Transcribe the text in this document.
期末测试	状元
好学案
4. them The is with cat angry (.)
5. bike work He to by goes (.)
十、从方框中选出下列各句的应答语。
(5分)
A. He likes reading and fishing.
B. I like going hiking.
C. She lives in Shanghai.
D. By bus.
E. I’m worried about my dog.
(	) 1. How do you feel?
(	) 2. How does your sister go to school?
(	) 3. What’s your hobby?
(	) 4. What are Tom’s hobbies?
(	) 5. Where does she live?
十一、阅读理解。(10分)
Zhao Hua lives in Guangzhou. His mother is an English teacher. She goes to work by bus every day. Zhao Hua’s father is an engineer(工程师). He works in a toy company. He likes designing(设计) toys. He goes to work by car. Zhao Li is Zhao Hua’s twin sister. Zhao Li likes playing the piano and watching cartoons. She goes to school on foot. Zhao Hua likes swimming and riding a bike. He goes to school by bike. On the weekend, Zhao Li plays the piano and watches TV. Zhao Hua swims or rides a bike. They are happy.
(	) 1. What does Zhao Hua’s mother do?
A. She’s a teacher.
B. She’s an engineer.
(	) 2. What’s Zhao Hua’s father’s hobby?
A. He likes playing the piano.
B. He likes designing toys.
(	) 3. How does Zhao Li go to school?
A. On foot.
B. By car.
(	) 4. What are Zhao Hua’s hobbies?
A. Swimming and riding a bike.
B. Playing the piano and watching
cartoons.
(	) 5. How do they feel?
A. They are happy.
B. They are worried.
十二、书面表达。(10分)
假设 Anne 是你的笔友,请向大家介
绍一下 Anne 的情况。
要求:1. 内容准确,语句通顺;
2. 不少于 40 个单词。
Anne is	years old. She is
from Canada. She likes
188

☆ ☆ ☆ ☆

All of the lines above must be returned exactly.

Transcribe the text in this document.
期末测试	状元
好学案
4. them The is with cat angry (.)
5. bike work He to by goes (.)
十、从方框中选出下列各句的应答语。
(5分)
A. He likes reading and fishing.
B. I like going hiking.
C. She lives in Shanghai.
D. By bus.
E. I’m worried about my dog.
(	) 1. How do you feel?
(	) 2. How does your sister go to school?
(	) 3. What’s your hobby?
(	) 4. What are Tom’s hobbies?
(	) 5. Where does she live?
十一、阅读理解。(10分)
Zhao Hua lives in Guangzhou. His mother is an English teacher. She goes to work by bus every day. Zhao Hua’s father is an engineer(工程师). He works in a toy company. He likes designing(设计) toys. He goes to work by car. Zhao Li is Zhao Hua’s twin sister. Zhao Li likes playing the piano and watching cartoons. She goes to school on foot. Zhao Hua likes swimming and riding a bike. He goes to school by bike. On the weekend, Zhao Li plays the piano and watches TV. Zhao Hua swims or rides a bike. They are happy.
(	) 1. What does Zhao Hua’s mother do?
A. She’s a teacher.
B. She’s an engineer.
(	) 2. What’s Zhao Hua’s father’s hobby?
A. He likes playing the piano.
B. He likes designing toys.
(	) 3. How does Zhao Li go to school?
A. On foot.
B. By car.
(	) 4. What are Zhao Hua’s hobbies?
A. Swimming and riding a bike.
B. Playing the piano and watching
cartoons.
(	) 5. How do they feel?
A. They are happy.
B. They are worried.
十二、书面表达。(10分)
假设 Anne 是你的笔友,请向大家介
绍一下 Anne 的情况。
要求:1. 内容准确,语句通顺;
2. 不少于 40 个单词。
Anne is	years old. She is
from Canada. She likes
188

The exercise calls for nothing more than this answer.